[Data records]
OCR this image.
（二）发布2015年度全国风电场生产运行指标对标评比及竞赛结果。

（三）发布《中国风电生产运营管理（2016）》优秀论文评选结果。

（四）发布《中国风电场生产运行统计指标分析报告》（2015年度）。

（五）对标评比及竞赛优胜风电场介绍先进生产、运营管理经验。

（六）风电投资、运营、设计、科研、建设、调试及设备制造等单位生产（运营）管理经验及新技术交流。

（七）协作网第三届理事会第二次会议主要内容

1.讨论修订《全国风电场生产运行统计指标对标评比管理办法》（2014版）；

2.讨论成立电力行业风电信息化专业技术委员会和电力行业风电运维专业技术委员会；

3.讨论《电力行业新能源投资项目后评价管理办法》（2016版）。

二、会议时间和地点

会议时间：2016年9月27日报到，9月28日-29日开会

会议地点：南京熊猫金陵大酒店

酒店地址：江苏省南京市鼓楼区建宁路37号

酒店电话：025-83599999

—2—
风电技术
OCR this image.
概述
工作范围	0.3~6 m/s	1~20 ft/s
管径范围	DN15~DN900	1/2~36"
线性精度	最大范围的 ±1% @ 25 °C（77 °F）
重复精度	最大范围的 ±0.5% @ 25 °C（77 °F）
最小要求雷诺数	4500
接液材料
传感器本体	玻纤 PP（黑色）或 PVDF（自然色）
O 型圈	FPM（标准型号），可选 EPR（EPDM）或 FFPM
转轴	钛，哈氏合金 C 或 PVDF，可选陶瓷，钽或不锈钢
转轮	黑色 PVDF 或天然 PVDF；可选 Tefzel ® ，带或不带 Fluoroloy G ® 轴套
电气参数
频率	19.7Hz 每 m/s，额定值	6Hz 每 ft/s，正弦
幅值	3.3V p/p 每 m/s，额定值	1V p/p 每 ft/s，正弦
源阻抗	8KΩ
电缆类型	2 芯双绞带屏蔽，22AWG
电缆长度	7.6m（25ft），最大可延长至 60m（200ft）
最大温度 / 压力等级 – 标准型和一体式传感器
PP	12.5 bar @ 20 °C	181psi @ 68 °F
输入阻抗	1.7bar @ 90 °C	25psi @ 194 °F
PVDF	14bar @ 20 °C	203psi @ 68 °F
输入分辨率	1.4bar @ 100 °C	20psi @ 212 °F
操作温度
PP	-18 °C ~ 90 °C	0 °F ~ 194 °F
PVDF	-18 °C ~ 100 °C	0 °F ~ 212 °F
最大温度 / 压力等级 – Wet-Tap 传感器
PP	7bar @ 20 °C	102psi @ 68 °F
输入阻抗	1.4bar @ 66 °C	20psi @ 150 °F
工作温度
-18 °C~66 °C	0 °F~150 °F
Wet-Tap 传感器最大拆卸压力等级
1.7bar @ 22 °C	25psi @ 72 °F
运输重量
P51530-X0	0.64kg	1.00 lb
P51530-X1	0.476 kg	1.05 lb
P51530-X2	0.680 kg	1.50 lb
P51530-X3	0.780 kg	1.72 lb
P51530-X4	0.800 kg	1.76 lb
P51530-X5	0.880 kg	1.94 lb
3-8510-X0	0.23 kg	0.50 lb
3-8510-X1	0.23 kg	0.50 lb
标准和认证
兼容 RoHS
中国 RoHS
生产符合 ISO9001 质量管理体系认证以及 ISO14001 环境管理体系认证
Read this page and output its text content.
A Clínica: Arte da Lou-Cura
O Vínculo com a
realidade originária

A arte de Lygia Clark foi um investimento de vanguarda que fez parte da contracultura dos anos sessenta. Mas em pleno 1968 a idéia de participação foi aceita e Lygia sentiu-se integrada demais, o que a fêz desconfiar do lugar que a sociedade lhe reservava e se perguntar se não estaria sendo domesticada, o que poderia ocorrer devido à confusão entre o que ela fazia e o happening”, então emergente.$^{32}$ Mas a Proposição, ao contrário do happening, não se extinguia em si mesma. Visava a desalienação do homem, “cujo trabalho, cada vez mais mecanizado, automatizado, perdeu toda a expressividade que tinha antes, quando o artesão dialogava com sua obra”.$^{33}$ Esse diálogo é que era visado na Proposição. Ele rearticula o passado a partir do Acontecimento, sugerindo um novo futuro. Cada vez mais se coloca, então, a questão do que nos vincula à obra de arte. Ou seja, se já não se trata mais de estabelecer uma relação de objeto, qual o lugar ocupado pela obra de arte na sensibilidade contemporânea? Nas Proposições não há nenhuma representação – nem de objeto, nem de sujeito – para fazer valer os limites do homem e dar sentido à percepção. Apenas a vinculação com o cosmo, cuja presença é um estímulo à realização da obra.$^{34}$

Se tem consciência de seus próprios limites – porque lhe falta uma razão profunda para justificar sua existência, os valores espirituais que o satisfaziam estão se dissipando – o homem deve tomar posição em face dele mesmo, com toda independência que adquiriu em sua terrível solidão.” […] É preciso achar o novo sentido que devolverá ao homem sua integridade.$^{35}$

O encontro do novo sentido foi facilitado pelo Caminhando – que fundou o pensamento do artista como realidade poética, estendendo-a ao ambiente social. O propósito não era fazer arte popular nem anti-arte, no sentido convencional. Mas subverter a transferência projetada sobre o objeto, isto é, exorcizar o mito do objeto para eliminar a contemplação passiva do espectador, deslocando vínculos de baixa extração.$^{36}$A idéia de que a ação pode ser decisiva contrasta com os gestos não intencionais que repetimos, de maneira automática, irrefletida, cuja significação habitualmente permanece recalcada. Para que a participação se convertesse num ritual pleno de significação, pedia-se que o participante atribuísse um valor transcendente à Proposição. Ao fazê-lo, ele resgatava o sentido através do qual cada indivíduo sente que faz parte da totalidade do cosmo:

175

▸ **What the task asks**:
Write the entries again, exactly as they stand.

▸ **Task result**:
OCR this image.
（二）发布2015年度全国风电场生产运行指标对标评比及竞赛结果。

（三）发布《中国风电生产运营管理（2016）》优秀论文评选结果。

（四）发布《中国风电场生产运行统计指标分析报告》（2015年度）。

（五）对标评比及竞赛优胜风电场介绍先进生产、运营管理经验。

（六）风电投资、运营、设计、科研、建设、调试及设备制造等单位生产（运营）管理经验及新技术交流。

（七）协作网第三届理事会第二次会议主要内容

1.讨论修订《全国风电场生产运行统计指标对标评比管理办法》（2014版）；

2.讨论成立电力行业风电信息化专业技术委员会和电力行业风电运维专业技术委员会；

3.讨论《电力行业新能源投资项目后评价管理办法》（2016版）。

二、会议时间和地点

会议时间：2016年9月27日报到，9月28日-29日开会

会议地点：南京熊猫金陵大酒店

酒店地址：江苏省南京市鼓楼区建宁路37号

酒店电话：025-83599999

—2—
风电技术
OCR this image.
概述
工作范围	0.3~6 m/s	1~20 ft/s
管径范围	DN15~DN900	1/2~36"
线性精度	最大范围的 ±1% @ 25 °C（77 °F）
重复精度	最大范围的 ±0.5% @ 25 °C（77 °F）
最小要求雷诺数	4500
接液材料
传感器本体	玻纤 PP（黑色）或 PVDF（自然色）
O 型圈	FPM（标准型号），可选 EPR（EPDM）或 FFPM
转轴	钛，哈氏合金 C 或 PVDF，可选陶瓷，钽或不锈钢
转轮	黑色 PVDF 或天然 PVDF；可选 Tefzel ® ，带或不带 Fluoroloy G ® 轴套
电气参数
频率	19.7Hz 每 m/s，额定值	6Hz 每 ft/s，正弦
幅值	3.3V p/p 每 m/s，额定值	1V p/p 每 ft/s，正弦
源阻抗	8KΩ
电缆类型	2 芯双绞带屏蔽，22AWG
电缆长度	7.6m（25ft），最大可延长至 60m（200ft）
最大温度 / 压力等级 – 标准型和一体式传感器
PP	12.5 bar @ 20 °C	181psi @ 68 °F
输入阻抗	1.7bar @ 90 °C	25psi @ 194 °F
PVDF	14bar @ 20 °C	203psi @ 68 °F
输入分辨率	1.4bar @ 100 °C	20psi @ 212 °F
操作温度
PP	-18 °C ~ 90 °C	0 °F ~ 194 °F
PVDF	-18 °C ~ 100 °C	0 °F ~ 212 °F
最大温度 / 压力等级 – Wet-Tap 传感器
PP	7bar @ 20 °C	102psi @ 68 °F
输入阻抗	1.4bar @ 66 °C	20psi @ 150 °F
工作温度
-18 °C~66 °C	0 °F~150 °F
Wet-Tap 传感器最大拆卸压力等级
1.7bar @ 22 °C	25psi @ 72 °F
运输重量
P51530-X0	0.64kg	1.00 lb
P51530-X1	0.476 kg	1.05 lb
P51530-X2	0.680 kg	1.50 lb
P51530-X3	0.780 kg	1.72 lb
P51530-X4	0.800 kg	1.76 lb
P51530-X5	0.880 kg	1.94 lb
3-8510-X0	0.23 kg	0.50 lb
3-8510-X1	0.23 kg	0.50 lb
标准和认证
兼容 RoHS
中国 RoHS
生产符合 ISO9001 质量管理体系认证以及 ISO14001 环境管理体系认证
Read this page and output its text content.
A Clínica: Arte da Lou-Cura
O Vínculo com a
realidade originária

A arte de Lygia Clark foi um investimento de vanguarda que fez parte da contracultura dos anos sessenta. Mas em pleno 1968 a idéia de participação foi aceita e Lygia sentiu-se integrada demais, o que a fêz desconfiar do lugar que a sociedade lhe reservava e se perguntar se não estaria sendo domesticada, o que poderia ocorrer devido à confusão entre o que ela fazia e o happening”, então emergente.$^{32}$ Mas a Proposição, ao contrário do happening, não se extinguia em si mesma. Visava a desalienação do homem, “cujo trabalho, cada vez mais mecanizado, automatizado, perdeu toda a expressividade que tinha antes, quando o artesão dialogava com sua obra”.$^{33}$ Esse diálogo é que era visado na Proposição. Ele rearticula o passado a partir do Acontecimento, sugerindo um novo futuro. Cada vez mais se coloca, então, a questão do que nos vincula à obra de arte. Ou seja, se já não se trata mais de estabelecer uma relação de objeto, qual o lugar ocupado pela obra de arte na sensibilidade contemporânea? Nas Proposições não há nenhuma representação – nem de objeto, nem de sujeito – para fazer valer os limites do homem e dar sentido à percepção. Apenas a vinculação com o cosmo, cuja presença é um estímulo à realização da obra.$^{34}$

Se tem consciência de seus próprios limites – porque lhe falta uma razão profunda para justificar sua existência, os valores espirituais que o satisfaziam estão se dissipando – o homem deve tomar posição em face dele mesmo, com toda independência que adquiriu em sua terrível solidão.” […] É preciso achar o novo sentido que devolverá ao homem sua integridade.$^{35}$

O encontro do novo sentido foi facilitado pelo Caminhando – que fundou o pensamento do artista como realidade poética, estendendo-a ao ambiente social. O propósito não era fazer arte popular nem anti-arte, no sentido convencional. Mas subverter a transferência projetada sobre o objeto, isto é, exorcizar o mito do objeto para eliminar a contemplação passiva do espectador, deslocando vínculos de baixa extração.$^{36}$A idéia de que a ação pode ser decisiva contrasta com os gestos não intencionais que repetimos, de maneira automática, irrefletida, cuja significação habitualmente permanece recalcada. Para que a participação se convertesse num ritual pleno de significação, pedia-se que o participante atribuísse um valor transcendente à Proposição. Ao fazê-lo, ele resgatava o sentido através do qual cada indivíduo sente que faz parte da totalidade do cosmo:

175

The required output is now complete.